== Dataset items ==
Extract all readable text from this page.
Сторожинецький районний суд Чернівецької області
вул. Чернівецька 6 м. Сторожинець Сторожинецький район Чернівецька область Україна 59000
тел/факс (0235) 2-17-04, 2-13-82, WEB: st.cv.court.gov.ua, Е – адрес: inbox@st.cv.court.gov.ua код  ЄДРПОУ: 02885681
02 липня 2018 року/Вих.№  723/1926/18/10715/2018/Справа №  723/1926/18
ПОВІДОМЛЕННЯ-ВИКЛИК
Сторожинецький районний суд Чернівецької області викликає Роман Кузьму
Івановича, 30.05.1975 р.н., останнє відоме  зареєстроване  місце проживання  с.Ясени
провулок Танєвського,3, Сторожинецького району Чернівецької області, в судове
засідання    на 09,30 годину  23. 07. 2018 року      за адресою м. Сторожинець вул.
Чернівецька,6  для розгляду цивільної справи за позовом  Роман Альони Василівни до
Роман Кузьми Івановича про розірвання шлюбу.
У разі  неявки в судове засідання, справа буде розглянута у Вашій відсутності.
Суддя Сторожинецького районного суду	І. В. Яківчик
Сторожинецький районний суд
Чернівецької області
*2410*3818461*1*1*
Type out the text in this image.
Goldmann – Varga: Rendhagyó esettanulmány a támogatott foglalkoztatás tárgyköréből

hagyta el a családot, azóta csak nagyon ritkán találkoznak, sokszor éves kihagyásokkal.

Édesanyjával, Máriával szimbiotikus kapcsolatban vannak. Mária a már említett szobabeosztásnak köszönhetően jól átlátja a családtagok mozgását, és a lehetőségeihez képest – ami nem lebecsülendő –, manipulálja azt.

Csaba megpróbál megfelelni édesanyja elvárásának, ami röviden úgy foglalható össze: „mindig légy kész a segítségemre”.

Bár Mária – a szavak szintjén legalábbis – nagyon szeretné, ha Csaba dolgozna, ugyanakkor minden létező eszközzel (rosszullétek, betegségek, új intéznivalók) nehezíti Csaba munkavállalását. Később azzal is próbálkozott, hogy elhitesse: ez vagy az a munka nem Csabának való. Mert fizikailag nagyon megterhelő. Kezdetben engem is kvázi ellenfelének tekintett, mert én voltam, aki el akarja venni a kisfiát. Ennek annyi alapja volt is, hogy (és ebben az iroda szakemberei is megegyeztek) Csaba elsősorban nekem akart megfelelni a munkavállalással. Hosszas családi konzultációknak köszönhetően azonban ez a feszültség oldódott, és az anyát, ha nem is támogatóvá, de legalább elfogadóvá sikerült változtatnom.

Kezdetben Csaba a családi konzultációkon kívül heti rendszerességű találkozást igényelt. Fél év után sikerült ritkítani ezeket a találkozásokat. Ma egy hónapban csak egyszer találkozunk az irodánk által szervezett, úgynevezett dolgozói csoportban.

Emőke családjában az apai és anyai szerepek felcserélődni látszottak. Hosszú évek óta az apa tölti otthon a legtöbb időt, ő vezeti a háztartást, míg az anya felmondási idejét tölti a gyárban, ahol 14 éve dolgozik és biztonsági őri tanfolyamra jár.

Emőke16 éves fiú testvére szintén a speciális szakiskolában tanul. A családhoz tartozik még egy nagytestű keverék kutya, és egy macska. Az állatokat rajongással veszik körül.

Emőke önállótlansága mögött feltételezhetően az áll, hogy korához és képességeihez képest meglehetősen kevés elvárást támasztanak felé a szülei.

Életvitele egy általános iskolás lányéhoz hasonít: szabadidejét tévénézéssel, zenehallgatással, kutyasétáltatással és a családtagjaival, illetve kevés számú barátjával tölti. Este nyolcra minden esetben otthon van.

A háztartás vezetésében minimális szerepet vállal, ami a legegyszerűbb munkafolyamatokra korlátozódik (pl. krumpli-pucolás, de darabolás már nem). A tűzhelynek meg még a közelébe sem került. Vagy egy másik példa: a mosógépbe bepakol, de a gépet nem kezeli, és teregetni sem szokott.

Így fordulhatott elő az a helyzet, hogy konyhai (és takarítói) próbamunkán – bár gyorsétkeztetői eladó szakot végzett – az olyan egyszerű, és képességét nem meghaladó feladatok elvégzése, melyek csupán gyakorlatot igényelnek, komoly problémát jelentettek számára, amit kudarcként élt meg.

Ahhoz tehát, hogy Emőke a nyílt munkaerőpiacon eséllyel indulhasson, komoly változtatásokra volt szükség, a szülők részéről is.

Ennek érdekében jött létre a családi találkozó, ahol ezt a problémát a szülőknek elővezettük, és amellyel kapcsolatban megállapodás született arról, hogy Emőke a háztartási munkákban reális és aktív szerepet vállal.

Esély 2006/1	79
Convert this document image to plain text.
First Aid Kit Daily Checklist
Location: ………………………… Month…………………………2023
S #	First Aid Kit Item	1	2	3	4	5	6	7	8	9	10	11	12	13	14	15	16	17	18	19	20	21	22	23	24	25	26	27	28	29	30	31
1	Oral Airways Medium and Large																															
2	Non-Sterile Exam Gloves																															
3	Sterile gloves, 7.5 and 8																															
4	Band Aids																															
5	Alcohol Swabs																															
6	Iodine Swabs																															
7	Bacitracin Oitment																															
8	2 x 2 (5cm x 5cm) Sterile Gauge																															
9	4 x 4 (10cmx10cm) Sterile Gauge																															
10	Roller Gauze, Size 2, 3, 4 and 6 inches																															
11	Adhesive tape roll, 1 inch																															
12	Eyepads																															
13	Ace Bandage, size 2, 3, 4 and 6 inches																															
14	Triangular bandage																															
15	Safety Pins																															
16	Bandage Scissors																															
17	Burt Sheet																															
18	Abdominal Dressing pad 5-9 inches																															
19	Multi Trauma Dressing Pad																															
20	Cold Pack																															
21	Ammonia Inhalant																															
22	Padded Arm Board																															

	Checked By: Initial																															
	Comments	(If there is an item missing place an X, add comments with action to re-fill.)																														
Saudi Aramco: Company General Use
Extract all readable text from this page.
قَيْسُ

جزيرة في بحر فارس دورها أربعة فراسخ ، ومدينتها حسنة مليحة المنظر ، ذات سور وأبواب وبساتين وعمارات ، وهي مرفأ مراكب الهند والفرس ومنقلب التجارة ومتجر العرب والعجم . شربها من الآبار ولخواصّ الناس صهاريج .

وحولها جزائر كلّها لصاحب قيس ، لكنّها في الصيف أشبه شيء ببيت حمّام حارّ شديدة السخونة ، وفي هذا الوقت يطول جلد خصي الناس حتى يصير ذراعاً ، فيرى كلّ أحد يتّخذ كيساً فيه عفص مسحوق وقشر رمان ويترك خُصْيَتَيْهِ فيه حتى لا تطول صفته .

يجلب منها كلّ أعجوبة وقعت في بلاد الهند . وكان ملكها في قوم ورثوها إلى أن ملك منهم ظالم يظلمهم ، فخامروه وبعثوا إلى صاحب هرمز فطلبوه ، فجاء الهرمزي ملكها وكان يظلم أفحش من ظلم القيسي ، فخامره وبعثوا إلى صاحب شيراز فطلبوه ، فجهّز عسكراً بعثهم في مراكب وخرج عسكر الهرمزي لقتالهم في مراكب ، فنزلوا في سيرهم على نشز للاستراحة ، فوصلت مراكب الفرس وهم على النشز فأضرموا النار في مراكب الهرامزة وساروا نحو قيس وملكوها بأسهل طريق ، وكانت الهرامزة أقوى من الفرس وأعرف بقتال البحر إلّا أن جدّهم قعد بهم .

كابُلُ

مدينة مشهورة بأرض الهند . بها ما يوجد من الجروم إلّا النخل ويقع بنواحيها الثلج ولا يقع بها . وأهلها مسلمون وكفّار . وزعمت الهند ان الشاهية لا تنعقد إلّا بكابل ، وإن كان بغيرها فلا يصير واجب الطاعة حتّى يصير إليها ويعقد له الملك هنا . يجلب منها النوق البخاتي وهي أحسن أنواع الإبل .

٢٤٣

== WHAT NEEDS TO BE DONE ==
Copy in full each line that holds the word "Dressing".

== OUTPUT BELOW ==
18	Abdominal Dressing pad 5-9 inches																															
19	Multi Trauma Dressing Pad																															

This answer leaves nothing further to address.